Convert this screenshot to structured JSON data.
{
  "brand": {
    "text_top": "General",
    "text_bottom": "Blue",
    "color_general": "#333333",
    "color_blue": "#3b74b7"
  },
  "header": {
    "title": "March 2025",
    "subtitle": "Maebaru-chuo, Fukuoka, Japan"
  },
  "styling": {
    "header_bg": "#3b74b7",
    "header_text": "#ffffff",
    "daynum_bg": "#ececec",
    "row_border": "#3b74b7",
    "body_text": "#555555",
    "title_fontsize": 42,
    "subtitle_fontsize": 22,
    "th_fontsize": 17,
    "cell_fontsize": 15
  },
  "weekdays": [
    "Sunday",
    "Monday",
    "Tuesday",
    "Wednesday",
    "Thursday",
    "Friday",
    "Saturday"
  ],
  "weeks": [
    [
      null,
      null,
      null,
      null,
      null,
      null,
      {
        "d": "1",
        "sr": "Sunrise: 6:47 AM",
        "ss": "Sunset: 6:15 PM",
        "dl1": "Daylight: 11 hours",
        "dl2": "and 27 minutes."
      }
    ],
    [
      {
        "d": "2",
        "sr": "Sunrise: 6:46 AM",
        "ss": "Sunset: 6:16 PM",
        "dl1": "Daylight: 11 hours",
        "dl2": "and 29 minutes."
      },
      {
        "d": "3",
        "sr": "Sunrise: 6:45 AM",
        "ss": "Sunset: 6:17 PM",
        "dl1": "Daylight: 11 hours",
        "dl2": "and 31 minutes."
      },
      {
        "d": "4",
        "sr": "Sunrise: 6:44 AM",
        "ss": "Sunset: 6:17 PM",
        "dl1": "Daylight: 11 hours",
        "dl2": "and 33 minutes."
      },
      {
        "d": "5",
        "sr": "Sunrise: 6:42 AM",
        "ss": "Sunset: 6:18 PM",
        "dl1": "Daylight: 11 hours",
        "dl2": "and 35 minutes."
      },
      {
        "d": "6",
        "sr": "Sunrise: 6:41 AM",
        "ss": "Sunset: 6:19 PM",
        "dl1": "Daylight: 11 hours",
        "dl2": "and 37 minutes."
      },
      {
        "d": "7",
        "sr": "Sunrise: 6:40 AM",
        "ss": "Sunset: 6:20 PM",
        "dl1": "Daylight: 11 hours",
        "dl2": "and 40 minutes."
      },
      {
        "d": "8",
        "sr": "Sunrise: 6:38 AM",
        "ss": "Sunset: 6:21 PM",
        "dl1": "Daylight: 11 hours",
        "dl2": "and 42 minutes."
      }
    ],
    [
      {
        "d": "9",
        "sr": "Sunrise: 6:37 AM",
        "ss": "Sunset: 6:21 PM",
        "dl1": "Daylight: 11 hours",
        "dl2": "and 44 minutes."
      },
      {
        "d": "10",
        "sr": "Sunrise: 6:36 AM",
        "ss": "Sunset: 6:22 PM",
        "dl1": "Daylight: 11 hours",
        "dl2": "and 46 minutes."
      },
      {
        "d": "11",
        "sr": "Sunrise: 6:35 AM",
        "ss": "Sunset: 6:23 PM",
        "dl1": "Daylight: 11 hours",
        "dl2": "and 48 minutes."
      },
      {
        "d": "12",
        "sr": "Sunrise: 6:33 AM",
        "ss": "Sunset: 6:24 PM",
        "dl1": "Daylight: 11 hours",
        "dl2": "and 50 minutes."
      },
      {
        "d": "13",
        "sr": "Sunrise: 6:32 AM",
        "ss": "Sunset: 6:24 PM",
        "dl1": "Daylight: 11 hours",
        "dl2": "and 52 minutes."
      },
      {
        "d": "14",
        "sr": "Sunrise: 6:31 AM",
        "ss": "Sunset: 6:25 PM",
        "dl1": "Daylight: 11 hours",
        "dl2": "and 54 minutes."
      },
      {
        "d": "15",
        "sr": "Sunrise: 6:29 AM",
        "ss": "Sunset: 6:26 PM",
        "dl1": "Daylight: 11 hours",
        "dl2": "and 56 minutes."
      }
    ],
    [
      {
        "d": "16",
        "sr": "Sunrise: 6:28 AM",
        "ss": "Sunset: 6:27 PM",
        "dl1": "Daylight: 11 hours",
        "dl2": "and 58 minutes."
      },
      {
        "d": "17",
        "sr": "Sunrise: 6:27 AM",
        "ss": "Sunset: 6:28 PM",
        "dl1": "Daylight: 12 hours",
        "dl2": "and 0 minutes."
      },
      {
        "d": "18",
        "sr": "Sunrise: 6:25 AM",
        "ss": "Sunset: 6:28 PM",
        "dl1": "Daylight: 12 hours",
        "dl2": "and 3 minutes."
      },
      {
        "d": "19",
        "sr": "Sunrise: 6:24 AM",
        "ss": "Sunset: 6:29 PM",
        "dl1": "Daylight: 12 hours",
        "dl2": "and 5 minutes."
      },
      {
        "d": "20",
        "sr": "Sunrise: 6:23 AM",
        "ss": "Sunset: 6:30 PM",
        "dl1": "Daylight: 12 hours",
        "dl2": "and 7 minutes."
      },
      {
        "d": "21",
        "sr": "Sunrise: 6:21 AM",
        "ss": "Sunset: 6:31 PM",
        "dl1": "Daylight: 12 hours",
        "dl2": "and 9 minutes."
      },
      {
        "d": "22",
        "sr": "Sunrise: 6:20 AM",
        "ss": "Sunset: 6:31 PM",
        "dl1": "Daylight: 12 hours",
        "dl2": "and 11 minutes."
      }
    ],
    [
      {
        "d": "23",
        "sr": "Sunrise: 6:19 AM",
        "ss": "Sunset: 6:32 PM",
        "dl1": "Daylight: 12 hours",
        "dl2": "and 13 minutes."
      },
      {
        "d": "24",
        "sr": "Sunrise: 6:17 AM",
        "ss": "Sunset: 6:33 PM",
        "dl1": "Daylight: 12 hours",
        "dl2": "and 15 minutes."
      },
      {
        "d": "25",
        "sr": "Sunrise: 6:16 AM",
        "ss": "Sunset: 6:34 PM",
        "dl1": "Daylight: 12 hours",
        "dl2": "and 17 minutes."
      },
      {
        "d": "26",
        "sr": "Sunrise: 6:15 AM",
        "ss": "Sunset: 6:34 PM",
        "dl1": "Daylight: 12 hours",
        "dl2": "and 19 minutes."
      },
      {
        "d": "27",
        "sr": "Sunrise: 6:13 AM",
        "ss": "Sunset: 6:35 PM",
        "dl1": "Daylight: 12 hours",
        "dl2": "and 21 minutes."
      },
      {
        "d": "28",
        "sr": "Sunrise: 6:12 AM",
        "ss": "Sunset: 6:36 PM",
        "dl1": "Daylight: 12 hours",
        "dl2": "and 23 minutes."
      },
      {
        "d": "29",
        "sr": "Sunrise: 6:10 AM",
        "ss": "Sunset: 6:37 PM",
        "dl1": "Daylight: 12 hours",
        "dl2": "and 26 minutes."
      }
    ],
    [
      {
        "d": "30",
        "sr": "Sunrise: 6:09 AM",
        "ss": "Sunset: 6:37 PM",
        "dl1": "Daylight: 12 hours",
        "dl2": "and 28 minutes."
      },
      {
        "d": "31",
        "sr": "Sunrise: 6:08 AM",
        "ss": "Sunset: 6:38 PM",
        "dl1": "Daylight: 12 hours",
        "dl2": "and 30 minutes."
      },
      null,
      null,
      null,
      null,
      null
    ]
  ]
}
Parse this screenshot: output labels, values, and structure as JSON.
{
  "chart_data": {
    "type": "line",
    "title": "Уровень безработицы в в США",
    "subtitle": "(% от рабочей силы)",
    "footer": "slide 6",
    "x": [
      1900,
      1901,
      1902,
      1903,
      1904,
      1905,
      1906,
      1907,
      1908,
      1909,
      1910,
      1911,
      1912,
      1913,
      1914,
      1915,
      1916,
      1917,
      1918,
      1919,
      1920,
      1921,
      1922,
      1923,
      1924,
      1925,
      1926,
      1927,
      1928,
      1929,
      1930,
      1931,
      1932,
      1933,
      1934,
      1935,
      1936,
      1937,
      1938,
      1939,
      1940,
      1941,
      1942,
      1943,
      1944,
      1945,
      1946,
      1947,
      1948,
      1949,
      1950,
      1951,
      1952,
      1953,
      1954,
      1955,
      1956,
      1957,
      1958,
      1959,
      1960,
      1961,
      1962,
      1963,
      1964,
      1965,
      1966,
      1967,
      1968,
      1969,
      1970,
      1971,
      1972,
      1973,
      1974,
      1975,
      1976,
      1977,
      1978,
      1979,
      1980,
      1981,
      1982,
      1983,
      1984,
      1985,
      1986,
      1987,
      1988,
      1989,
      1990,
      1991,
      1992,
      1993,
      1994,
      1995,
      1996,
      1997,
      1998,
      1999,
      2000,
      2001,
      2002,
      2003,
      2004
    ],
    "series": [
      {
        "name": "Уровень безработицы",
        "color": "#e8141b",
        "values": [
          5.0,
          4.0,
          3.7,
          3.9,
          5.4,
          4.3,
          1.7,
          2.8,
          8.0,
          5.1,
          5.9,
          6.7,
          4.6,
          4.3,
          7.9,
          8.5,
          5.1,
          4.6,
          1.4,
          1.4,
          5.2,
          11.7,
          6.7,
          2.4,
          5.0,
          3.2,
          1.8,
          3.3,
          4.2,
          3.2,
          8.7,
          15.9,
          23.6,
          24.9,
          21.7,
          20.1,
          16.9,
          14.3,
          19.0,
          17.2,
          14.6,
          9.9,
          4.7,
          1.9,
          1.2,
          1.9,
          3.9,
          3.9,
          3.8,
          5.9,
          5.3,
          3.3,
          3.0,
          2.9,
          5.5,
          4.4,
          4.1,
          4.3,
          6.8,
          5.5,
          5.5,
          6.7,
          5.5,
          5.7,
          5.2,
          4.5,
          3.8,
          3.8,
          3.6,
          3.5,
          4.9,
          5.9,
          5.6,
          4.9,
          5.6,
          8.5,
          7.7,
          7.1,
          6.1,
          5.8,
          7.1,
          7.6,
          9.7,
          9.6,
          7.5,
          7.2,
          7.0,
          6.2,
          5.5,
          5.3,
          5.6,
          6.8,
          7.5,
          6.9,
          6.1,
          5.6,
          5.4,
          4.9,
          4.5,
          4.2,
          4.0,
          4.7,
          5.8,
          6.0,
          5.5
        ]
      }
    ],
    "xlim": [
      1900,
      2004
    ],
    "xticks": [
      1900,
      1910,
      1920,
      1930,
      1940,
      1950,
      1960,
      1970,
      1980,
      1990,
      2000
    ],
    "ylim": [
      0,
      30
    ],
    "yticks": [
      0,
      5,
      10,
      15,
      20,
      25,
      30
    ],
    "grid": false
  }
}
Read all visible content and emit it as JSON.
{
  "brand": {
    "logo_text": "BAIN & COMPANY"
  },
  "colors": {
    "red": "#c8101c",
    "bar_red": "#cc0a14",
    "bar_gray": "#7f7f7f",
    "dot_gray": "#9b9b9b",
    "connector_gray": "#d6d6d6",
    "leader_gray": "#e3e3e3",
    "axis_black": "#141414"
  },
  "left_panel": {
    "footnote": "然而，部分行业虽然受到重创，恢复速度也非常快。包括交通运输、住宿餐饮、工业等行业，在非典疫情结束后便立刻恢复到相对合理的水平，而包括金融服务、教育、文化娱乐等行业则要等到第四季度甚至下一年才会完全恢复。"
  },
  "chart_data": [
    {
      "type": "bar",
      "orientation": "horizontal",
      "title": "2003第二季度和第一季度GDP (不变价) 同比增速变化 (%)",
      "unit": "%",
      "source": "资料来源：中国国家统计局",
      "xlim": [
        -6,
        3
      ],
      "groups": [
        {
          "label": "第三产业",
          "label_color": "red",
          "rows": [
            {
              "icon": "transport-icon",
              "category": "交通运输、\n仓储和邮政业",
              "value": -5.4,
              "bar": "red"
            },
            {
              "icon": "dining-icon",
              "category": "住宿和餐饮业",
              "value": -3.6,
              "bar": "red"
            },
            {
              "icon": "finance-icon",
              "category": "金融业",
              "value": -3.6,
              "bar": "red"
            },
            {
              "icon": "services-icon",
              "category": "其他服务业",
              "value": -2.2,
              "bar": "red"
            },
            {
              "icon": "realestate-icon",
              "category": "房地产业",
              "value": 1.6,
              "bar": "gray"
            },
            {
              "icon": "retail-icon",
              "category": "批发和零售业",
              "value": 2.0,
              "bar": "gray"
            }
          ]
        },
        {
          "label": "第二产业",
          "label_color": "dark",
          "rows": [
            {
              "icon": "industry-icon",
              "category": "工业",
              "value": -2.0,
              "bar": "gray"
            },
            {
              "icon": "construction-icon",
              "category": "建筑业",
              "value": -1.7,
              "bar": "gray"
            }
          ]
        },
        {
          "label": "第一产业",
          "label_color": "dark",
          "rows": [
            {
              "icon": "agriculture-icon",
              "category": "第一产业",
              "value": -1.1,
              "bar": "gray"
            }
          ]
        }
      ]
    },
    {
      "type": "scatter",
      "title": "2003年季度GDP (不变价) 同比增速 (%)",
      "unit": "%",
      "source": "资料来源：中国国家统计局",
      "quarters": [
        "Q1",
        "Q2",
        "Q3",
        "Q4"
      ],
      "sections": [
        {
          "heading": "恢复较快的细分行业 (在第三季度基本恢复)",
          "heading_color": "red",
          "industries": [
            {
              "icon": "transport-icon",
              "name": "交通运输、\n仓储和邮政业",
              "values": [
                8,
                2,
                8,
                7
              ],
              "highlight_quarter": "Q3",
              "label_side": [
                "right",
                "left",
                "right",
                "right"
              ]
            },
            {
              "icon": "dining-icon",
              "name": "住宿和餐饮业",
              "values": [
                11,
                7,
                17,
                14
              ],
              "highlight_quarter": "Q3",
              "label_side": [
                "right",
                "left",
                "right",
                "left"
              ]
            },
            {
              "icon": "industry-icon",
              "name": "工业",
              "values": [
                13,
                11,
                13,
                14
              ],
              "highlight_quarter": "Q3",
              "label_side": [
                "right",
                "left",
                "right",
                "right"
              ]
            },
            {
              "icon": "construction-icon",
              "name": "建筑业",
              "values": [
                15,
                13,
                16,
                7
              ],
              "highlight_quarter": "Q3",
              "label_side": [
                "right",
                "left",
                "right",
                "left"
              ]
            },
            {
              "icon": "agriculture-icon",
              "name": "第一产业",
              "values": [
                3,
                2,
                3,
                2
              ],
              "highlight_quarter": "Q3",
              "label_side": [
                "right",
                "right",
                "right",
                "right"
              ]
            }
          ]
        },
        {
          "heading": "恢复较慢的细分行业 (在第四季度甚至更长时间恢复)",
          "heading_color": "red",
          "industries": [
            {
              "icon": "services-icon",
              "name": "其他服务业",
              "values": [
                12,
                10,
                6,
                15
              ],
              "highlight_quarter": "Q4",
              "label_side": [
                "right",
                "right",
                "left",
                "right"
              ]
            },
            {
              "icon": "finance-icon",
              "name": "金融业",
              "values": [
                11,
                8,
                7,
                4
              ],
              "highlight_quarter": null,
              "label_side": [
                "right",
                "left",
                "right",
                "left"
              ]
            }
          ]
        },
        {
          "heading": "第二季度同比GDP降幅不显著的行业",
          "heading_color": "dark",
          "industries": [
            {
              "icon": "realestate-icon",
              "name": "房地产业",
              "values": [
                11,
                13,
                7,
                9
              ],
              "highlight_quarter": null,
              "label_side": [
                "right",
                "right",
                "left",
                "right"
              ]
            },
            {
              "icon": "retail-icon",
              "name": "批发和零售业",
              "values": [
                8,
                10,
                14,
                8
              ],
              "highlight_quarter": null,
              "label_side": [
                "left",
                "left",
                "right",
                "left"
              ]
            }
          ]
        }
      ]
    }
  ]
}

= = = = = = =

Identify the lines that contain the string "JSON", and copy every one of them.

[THE RESPONSE]:
Convert this screenshot to structured JSON data.
Parse this screenshot: output labels, values, and structure as JSON.
Read all visible content and emit it as JSON.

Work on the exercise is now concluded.